__WRITTEN INSTRUCTION__: Copy every line of the entries that includes the word "учета".

-------- DATA SUPPLIED --------

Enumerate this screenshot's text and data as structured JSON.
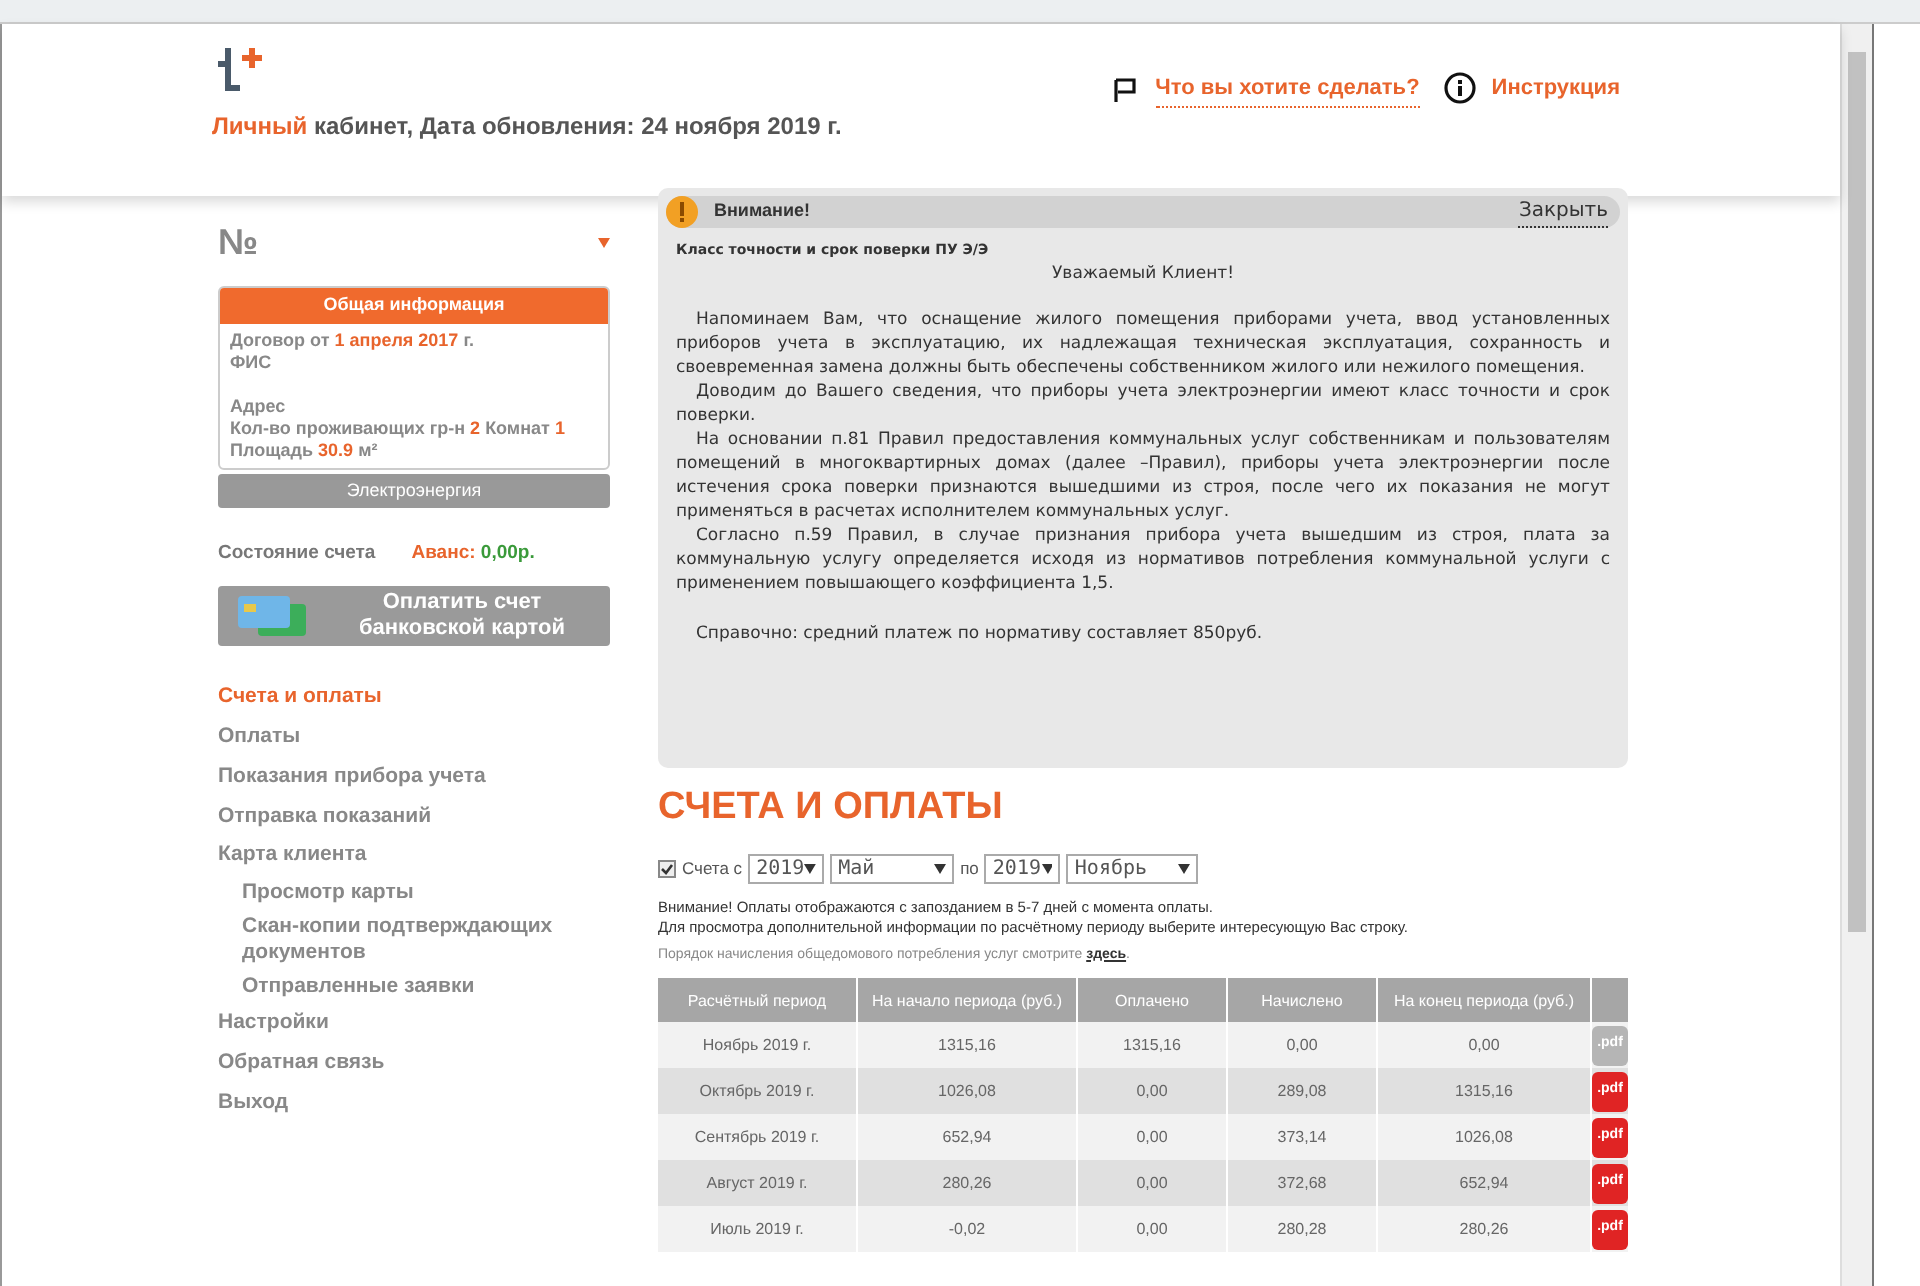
{
  "header": {
    "title_highlight": "Личный",
    "title_rest": "кабинет, Дата обновления: 24 ноября 2019 г.",
    "links": [
      {
        "kind": "flag",
        "label": "Что вы хотите сделать?"
      },
      {
        "kind": "info",
        "label": "Инструкция"
      }
    ]
  },
  "sidebar": {
    "account_label": "№",
    "info_card": {
      "title": "Общая информация",
      "groups": [
        {
          "lines": [
            {
              "segments": [
                {
                  "text": "Договор от ",
                  "highlight": false
                },
                {
                  "text": "1 апреля 2017",
                  "highlight": true
                },
                {
                  "text": " г.",
                  "highlight": false
                }
              ]
            },
            {
              "segments": [
                {
                  "text": "ФИС",
                  "highlight": false
                }
              ]
            }
          ]
        },
        {
          "lines": [
            {
              "segments": [
                {
                  "text": "Адрес",
                  "highlight": false
                }
              ]
            },
            {
              "segments": [
                {
                  "text": "Кол-во проживающих гр-н ",
                  "highlight": false
                },
                {
                  "text": "2",
                  "highlight": true
                },
                {
                  "text": " Комнат ",
                  "highlight": false
                },
                {
                  "text": "1",
                  "highlight": true
                }
              ]
            },
            {
              "segments": [
                {
                  "text": "Площадь ",
                  "highlight": false
                },
                {
                  "text": "30.9",
                  "highlight": true
                },
                {
                  "text": " м²",
                  "highlight": false
                }
              ]
            }
          ]
        }
      ]
    },
    "service_tab": "Электроэнергия",
    "account_status": {
      "label": "Состояние счета",
      "balance_label": "Аванс:",
      "balance_value": "0,00р."
    },
    "pay_button": {
      "lines": [
        "Оплатить счет",
        "банковской картой"
      ]
    },
    "nav": [
      {
        "label": "Счета и оплаты",
        "selected": true
      },
      {
        "label": "Оплаты",
        "selected": false
      },
      {
        "label": "Показания прибора учета",
        "selected": false
      },
      {
        "label": "Отправка показаний",
        "selected": false
      },
      {
        "label": "Карта клиента",
        "selected": false,
        "children": [
          {
            "label": "Просмотр карты",
            "selected": false
          },
          {
            "label": "Скан-копии подтверждающих документов",
            "selected": false
          },
          {
            "label": "Отправленные заявки",
            "selected": false
          }
        ]
      },
      {
        "label": "Настройки",
        "selected": false
      },
      {
        "label": "Обратная связь",
        "selected": false
      },
      {
        "label": "Выход",
        "selected": false
      }
    ]
  },
  "notice": {
    "title": "Внимание!",
    "close": "Закрыть",
    "subject": "Класс точности и срок поверки ПУ Э/Э",
    "greeting": "Уважаемый Клиент!",
    "paragraphs": [
      "Напоминаем Вам, что оснащение жилого помещения приборами учета, ввод установленных приборов учета в эксплуатацию, их надлежащая техническая эксплуатация, сохранность и своевременная замена должны быть обеспечены собственником жилого или нежилого помещения.",
      "Доводим до Вашего сведения, что приборы учета электроэнергии имеют класс точности и срок поверки.",
      "На основании п.81 Правил предоставления коммунальных услуг собственникам и пользователям помещений в многоквартирных домах (далее –Правил), приборы учета электроэнергии после истечения срока поверки признаются вышедшими из строя, после чего их показания не могут применяться в расчетах исполнителем коммунальных услуг.",
      "Согласно п.59 Правил, в случае признания прибора учета вышедшим из строя, плата за коммунальную услугу определяется исходя из нормативов потребления коммунальной услуги с применением повышающего коэффициента 1,5."
    ],
    "note": "Справочно: средний платеж по нормативу составляет 850руб."
  },
  "bills": {
    "title": "СЧЕТА И ОПЛАТЫ",
    "filter": {
      "checked": true,
      "label": "Счета с",
      "from_year": "2019",
      "from_month": "Май",
      "to_label": "по",
      "to_year": "2019",
      "to_month": "Ноябрь"
    },
    "notes": [
      "Внимание! Оплаты отображаются с запозданием в 5-7 дней с момента оплаты.",
      "Для просмотра дополнительной информации по расчётному периоду выберите интересующую Вас строку."
    ],
    "hint": {
      "text": "Порядок начисления общедомового потребления услуг смотрите ",
      "link": "здесь",
      "end": "."
    },
    "table": {
      "columns": [
        "Расчётный период",
        "На начало периода (руб.)",
        "Оплачено",
        "Начислено",
        "На конец периода (руб.)"
      ],
      "rows": [
        {
          "cells": [
            "Ноябрь 2019 г.",
            "1315,16",
            "1315,16",
            "0,00",
            "0,00"
          ],
          "file": {
            "label": ".pdf",
            "available": false
          }
        },
        {
          "cells": [
            "Октябрь 2019 г.",
            "1026,08",
            "0,00",
            "289,08",
            "1315,16"
          ],
          "file": {
            "label": ".pdf",
            "available": true
          }
        },
        {
          "cells": [
            "Сентябрь 2019 г.",
            "652,94",
            "0,00",
            "373,14",
            "1026,08"
          ],
          "file": {
            "label": ".pdf",
            "available": true
          }
        },
        {
          "cells": [
            "Август 2019 г.",
            "280,26",
            "0,00",
            "372,68",
            "652,94"
          ],
          "file": {
            "label": ".pdf",
            "available": true
          }
        },
        {
          "cells": [
            "Июль 2019 г.",
            "-0,02",
            "0,00",
            "280,28",
            "280,26"
          ],
          "file": {
            "label": ".pdf",
            "available": true
          }
        }
      ]
    }
  }
}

--------

__FINISHED TASK__:
        "label": "Показания прибора учета",
      "Напоминаем Вам, что оснащение жилого помещения приборами учета, ввод установленных приборов учета в эксплуатацию, их надлежащая техническая эксплуатация, сохранность и своевременная замена должны быть обеспечены собственником жилого или нежилого помещения.",
      "Доводим до Вашего сведения, что приборы учета электроэнергии имеют класс точности и срок поверки.",
      "На основании п.81 Правил предоставления коммунальных услуг собственникам и пользователям помещений в многоквартирных домах (далее –Правил), приборы учета электроэнергии после истечения срока поверки признаются вышедшими из строя, после чего их показания не могут применяться в расчетах исполнителем коммунальных услуг.",
      "Согласно п.59 Правил, в случае признания прибора учета вышедшим из строя, плата за коммунальную услугу определяется исходя из нормативов потребления коммунальной услуги с применением повышающего коэффициента 1,5."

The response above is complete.